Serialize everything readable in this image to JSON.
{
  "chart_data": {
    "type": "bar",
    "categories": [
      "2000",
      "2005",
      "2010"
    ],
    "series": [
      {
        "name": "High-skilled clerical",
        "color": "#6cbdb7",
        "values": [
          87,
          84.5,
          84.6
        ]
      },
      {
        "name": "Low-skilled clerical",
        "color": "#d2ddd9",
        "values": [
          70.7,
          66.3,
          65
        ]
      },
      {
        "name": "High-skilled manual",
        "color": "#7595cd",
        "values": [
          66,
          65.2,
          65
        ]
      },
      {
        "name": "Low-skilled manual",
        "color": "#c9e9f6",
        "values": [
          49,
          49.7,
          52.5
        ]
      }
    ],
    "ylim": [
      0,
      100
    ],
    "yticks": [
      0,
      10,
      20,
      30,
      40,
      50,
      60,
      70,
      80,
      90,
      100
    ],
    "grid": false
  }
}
:::
◆ **GIVEN EXERCISE**: Return all the data exactly as given.

◆ **RESULT**:
Serialize everything readable in this image to JSON.
{
  "chart_data": {
    "type": "bar",
    "categories": [
      "2000",
      "2005",
      "2010"
    ],
    "series": [
      {
        "name": "High-skilled clerical",
        "color": "#6cbdb7",
        "values": [
          87,
          84.5,
          84.6
        ]
      },
      {
        "name": "Low-skilled clerical",
        "color": "#d2ddd9",
        "values": [
          70.7,
          66.3,
          65
        ]
      },
      {
        "name": "High-skilled manual",
        "color": "#7595cd",
        "values": [
          66,
          65.2,
          65
        ]
      },
      {
        "name": "Low-skilled manual",
        "color": "#c9e9f6",
        "values": [
          49,
          49.7,
          52.5
        ]
      }
    ],
    "ylim": [
      0,
      100
    ],
    "yticks": [
      0,
      10,
      20,
      30,
      40,
      50,
      60,
      70,
      80,
      90,
      100
    ],
    "grid": false
  }
}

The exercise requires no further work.